[Records shown]:
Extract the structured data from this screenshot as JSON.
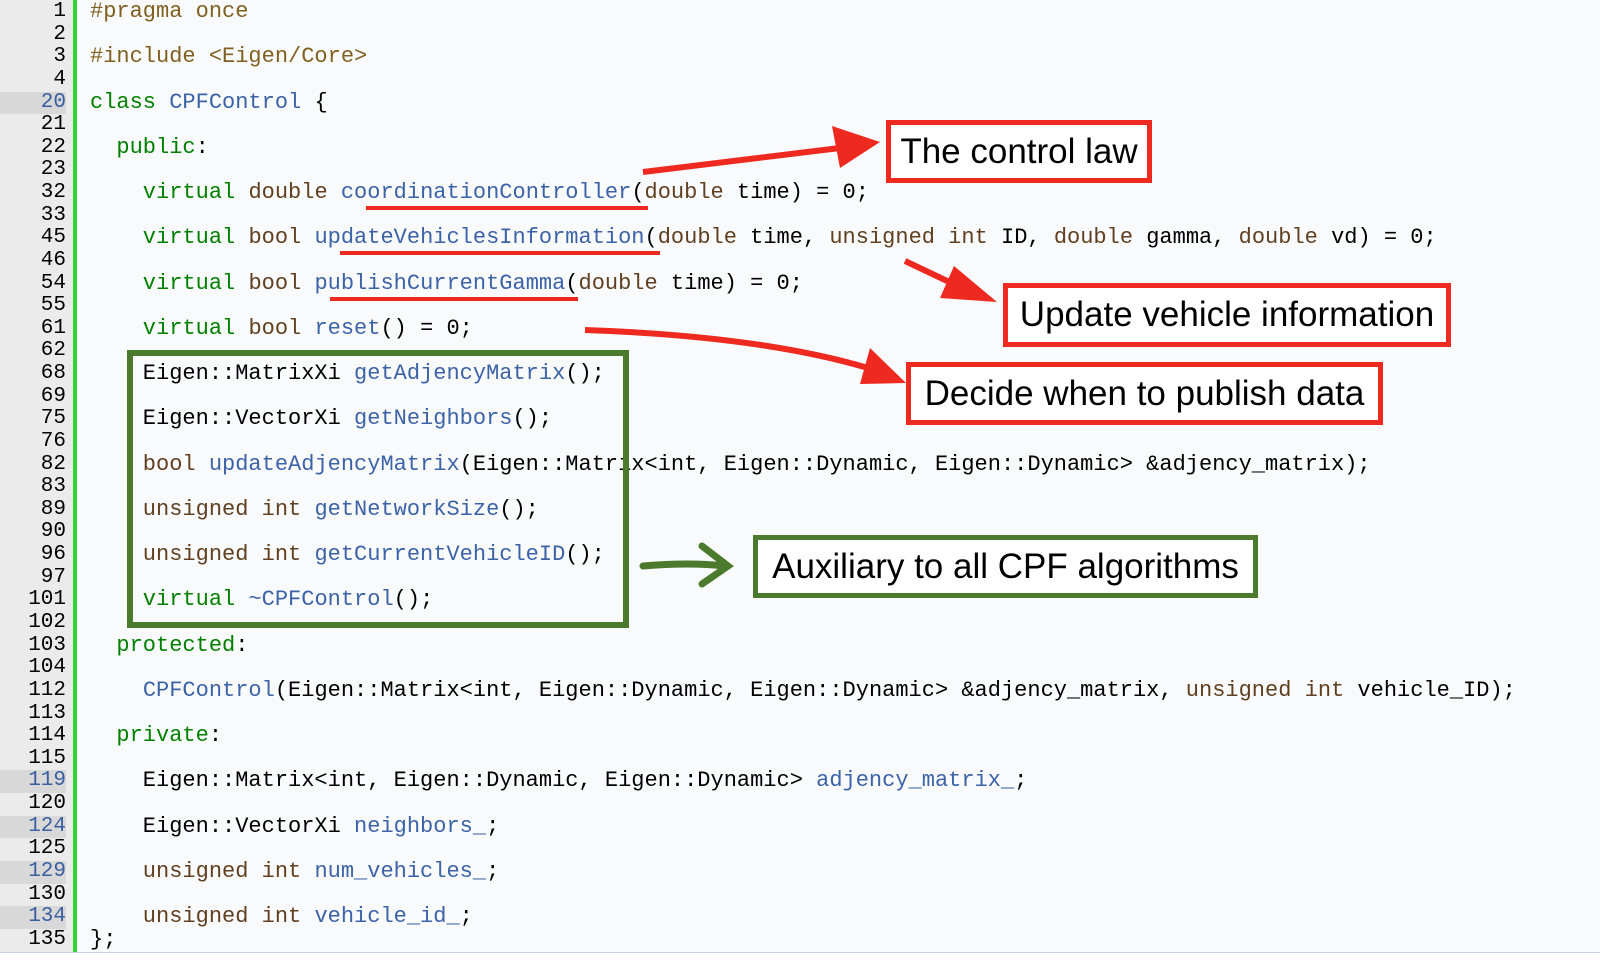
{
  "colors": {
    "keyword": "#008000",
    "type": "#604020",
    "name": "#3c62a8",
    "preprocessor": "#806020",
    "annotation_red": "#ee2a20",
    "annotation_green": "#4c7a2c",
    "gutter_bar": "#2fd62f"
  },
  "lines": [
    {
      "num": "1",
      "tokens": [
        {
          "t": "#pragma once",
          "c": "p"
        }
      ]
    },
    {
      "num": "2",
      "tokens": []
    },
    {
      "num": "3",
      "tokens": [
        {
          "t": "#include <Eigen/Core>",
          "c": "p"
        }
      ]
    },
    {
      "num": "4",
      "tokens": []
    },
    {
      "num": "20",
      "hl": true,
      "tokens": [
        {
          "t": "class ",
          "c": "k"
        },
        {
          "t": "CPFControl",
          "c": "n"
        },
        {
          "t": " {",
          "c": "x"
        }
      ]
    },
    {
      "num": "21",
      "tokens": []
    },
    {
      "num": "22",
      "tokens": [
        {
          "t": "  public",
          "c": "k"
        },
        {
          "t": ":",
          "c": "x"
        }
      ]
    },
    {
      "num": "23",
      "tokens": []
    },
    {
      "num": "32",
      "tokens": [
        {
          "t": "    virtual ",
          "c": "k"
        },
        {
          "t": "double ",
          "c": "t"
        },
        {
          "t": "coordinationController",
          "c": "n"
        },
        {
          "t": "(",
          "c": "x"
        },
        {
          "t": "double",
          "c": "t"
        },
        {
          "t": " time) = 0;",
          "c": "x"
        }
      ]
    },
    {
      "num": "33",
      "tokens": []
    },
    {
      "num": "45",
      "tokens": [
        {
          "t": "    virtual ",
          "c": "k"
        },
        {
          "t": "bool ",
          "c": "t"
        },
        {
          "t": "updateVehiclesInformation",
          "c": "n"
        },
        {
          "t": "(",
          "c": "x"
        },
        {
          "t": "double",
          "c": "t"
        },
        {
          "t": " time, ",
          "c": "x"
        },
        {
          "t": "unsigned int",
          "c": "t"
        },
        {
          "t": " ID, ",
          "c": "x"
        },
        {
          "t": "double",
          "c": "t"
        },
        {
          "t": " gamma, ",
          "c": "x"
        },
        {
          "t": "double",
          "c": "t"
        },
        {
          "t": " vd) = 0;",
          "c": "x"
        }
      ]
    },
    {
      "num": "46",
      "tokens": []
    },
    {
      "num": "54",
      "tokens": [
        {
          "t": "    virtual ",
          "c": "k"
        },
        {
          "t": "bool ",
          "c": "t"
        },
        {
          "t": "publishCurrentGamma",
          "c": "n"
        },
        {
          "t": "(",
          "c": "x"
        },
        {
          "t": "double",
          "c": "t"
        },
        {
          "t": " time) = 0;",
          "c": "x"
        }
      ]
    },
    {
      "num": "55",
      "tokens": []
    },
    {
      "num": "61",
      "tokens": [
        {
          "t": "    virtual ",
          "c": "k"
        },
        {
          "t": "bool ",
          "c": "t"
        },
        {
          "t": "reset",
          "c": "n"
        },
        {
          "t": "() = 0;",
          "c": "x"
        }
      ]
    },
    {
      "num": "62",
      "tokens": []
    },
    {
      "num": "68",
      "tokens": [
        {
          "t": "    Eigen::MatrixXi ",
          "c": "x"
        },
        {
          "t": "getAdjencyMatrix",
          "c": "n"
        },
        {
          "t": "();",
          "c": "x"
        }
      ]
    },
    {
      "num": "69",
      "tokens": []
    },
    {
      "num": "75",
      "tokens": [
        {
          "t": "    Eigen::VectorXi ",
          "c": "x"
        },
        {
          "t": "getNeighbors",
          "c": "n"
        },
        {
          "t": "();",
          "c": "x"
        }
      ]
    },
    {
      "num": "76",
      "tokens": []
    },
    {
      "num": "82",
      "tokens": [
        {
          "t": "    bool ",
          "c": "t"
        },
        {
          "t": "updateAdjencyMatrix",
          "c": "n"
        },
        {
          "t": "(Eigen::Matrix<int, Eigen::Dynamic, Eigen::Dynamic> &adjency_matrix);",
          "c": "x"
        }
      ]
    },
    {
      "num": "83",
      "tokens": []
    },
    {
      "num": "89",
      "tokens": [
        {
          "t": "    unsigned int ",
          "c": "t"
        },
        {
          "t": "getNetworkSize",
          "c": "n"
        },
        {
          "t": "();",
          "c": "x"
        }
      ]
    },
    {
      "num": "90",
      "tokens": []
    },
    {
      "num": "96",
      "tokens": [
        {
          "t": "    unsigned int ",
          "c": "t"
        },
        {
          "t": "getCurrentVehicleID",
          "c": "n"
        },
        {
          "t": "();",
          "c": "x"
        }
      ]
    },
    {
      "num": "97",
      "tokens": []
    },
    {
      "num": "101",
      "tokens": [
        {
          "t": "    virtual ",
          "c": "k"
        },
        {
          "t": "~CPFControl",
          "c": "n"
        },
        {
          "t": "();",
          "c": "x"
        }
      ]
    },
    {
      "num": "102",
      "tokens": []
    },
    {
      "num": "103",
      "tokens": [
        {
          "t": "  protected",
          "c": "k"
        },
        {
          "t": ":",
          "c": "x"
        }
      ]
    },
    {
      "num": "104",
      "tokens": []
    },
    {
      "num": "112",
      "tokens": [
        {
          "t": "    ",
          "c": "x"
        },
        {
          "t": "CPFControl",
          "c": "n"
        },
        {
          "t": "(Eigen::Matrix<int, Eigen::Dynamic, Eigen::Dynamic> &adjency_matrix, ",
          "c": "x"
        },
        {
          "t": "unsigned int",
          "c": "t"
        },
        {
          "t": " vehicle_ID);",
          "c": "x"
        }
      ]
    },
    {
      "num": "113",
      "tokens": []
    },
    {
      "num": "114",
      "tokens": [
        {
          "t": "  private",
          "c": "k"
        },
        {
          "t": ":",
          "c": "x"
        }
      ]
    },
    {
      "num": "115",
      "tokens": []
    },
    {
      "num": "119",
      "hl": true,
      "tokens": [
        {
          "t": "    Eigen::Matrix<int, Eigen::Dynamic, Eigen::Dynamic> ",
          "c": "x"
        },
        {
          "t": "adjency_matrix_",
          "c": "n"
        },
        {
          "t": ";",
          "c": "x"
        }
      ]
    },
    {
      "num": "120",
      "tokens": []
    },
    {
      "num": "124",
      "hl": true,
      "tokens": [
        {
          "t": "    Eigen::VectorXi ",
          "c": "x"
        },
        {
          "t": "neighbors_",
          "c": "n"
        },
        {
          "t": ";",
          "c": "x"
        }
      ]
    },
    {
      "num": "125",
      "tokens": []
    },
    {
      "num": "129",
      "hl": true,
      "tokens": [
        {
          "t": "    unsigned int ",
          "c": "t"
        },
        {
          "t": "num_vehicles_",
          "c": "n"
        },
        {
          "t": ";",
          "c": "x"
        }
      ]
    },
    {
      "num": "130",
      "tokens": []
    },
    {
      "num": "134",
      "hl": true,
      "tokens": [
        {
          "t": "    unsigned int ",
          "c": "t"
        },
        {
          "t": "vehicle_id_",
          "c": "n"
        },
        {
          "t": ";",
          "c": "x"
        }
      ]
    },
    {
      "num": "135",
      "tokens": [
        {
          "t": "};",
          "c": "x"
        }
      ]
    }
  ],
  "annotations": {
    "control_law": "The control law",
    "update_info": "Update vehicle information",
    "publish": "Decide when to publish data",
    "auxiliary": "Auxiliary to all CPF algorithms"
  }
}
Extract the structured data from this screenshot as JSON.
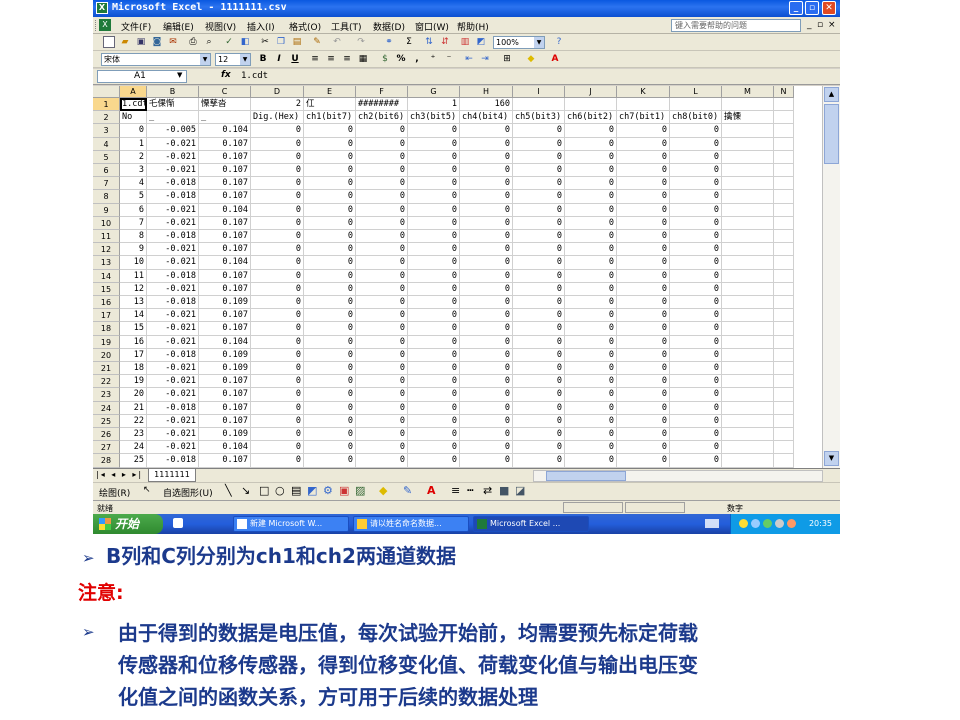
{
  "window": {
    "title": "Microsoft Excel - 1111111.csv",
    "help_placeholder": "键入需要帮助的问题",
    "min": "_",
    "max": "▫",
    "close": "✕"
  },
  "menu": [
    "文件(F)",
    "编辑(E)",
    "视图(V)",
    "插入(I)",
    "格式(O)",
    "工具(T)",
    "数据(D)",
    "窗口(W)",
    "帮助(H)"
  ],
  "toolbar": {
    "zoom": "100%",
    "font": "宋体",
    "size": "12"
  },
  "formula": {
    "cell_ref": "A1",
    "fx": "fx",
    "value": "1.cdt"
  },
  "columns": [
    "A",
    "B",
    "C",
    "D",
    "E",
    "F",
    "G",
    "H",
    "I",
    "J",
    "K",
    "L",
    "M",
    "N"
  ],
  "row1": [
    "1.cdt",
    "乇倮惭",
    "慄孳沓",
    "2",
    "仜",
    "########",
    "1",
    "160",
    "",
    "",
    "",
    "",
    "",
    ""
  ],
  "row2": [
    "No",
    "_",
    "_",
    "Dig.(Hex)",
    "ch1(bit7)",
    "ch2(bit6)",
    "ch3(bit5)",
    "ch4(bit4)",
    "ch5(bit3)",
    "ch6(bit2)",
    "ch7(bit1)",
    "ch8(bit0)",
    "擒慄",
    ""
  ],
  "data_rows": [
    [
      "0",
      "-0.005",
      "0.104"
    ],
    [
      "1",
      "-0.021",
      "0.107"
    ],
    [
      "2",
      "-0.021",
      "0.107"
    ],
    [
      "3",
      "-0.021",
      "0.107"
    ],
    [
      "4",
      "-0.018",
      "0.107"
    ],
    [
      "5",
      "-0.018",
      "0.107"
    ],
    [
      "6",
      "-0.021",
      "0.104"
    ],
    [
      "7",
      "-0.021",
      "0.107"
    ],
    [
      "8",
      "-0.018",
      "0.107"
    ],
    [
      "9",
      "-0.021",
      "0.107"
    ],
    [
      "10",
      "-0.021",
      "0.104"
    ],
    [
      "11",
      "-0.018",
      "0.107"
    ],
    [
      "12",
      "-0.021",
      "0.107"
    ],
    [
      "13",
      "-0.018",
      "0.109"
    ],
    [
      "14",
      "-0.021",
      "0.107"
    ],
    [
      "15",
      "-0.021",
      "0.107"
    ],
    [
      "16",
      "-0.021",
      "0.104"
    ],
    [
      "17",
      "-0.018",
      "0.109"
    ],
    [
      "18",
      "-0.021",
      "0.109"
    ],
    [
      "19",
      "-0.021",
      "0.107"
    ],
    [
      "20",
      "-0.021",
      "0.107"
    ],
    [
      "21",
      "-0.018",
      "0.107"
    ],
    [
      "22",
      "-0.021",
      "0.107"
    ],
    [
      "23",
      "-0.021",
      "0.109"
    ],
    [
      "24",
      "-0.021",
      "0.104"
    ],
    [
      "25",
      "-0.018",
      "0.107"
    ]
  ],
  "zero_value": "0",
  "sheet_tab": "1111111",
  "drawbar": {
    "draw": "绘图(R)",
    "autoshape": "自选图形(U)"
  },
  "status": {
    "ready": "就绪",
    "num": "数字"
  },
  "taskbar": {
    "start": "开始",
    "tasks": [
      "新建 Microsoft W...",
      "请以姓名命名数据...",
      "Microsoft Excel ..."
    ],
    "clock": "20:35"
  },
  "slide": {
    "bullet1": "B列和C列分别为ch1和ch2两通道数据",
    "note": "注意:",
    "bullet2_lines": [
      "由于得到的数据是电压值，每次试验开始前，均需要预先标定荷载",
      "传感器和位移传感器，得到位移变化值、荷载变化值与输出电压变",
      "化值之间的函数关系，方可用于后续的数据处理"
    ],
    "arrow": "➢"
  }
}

[Challenge]: Lines of the listing that contain the word "Dynamic" are to be counted; report only their number.

[Solution for this exercise]: 3